§ Records that describe figures:
....
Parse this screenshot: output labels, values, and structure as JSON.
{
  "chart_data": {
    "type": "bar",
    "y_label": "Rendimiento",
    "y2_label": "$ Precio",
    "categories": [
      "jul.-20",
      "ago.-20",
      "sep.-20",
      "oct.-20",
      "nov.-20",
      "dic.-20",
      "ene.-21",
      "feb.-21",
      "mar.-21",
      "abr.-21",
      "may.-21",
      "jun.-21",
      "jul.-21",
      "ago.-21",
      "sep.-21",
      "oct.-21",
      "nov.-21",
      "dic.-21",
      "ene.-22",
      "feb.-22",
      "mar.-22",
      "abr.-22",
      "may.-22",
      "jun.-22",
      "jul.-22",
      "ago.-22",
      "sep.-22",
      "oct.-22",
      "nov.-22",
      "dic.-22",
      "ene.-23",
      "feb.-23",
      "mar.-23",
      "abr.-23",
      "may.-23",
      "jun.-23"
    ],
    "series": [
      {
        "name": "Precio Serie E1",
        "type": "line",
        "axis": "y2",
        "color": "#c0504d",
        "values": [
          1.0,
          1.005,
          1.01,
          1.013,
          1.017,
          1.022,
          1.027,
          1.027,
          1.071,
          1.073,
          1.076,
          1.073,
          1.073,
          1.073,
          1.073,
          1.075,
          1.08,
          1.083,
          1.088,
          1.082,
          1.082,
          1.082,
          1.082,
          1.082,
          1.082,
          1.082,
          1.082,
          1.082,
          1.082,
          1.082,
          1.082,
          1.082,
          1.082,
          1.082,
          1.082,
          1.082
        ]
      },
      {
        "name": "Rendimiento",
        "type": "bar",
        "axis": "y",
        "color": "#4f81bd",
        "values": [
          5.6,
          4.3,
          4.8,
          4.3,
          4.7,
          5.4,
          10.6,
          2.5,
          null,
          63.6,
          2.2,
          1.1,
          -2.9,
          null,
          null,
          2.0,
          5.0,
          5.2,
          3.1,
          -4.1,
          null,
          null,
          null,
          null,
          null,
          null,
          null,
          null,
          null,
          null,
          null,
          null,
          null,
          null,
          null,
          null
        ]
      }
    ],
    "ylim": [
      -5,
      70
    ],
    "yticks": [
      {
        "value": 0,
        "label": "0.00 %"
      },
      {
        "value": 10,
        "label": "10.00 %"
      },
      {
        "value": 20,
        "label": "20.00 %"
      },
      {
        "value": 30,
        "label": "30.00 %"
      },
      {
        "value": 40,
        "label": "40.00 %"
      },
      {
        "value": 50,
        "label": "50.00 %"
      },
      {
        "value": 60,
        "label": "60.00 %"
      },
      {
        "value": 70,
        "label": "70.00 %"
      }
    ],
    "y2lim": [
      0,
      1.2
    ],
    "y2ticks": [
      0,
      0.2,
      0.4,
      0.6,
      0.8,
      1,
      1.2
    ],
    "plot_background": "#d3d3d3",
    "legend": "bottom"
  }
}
....
Extract all of the data shown above and repeat it verbatim.

Parse this screenshot: output labels, values, and structure as JSON.
{
  "chart_data": {
    "type": "bar",
    "y_label": "Rendimiento",
    "y2_label": "$ Precio",
    "categories": [
      "jul.-20",
      "ago.-20",
      "sep.-20",
      "oct.-20",
      "nov.-20",
      "dic.-20",
      "ene.-21",
      "feb.-21",
      "mar.-21",
      "abr.-21",
      "may.-21",
      "jun.-21",
      "jul.-21",
      "ago.-21",
      "sep.-21",
      "oct.-21",
      "nov.-21",
      "dic.-21",
      "ene.-22",
      "feb.-22",
      "mar.-22",
      "abr.-22",
      "may.-22",
      "jun.-22",
      "jul.-22",
      "ago.-22",
      "sep.-22",
      "oct.-22",
      "nov.-22",
      "dic.-22",
      "ene.-23",
      "feb.-23",
      "mar.-23",
      "abr.-23",
      "may.-23",
      "jun.-23"
    ],
    "series": [
      {
        "name": "Precio Serie E1",
        "type": "line",
        "axis": "y2",
        "color": "#c0504d",
        "values": [
          1.0,
          1.005,
          1.01,
          1.013,
          1.017,
          1.022,
          1.027,
          1.027,
          1.071,
          1.073,
          1.076,
          1.073,
          1.073,
          1.073,
          1.073,
          1.075,
          1.08,
          1.083,
          1.088,
          1.082,
          1.082,
          1.082,
          1.082,
          1.082,
          1.082,
          1.082,
          1.082,
          1.082,
          1.082,
          1.082,
          1.082,
          1.082,
          1.082,
          1.082,
          1.082,
          1.082
        ]
      },
      {
        "name": "Rendimiento",
        "type": "bar",
        "axis": "y",
        "color": "#4f81bd",
        "values": [
          5.6,
          4.3,
          4.8,
          4.3,
          4.7,
          5.4,
          10.6,
          2.5,
          null,
          63.6,
          2.2,
          1.1,
          -2.9,
          null,
          null,
          2.0,
          5.0,
          5.2,
          3.1,
          -4.1,
          null,
          null,
          null,
          null,
          null,
          null,
          null,
          null,
          null,
          null,
          null,
          null,
          null,
          null,
          null,
          null
        ]
      }
    ],
    "ylim": [
      -5,
      70
    ],
    "yticks": [
      {
        "value": 0,
        "label": "0.00 %"
      },
      {
        "value": 10,
        "label": "10.00 %"
      },
      {
        "value": 20,
        "label": "20.00 %"
      },
      {
        "value": 30,
        "label": "30.00 %"
      },
      {
        "value": 40,
        "label": "40.00 %"
      },
      {
        "value": 50,
        "label": "50.00 %"
      },
      {
        "value": 60,
        "label": "60.00 %"
      },
      {
        "value": 70,
        "label": "70.00 %"
      }
    ],
    "y2lim": [
      0,
      1.2
    ],
    "y2ticks": [
      0,
      0.2,
      0.4,
      0.6,
      0.8,
      1,
      1.2
    ],
    "plot_background": "#d3d3d3",
    "legend": "bottom"
  }
}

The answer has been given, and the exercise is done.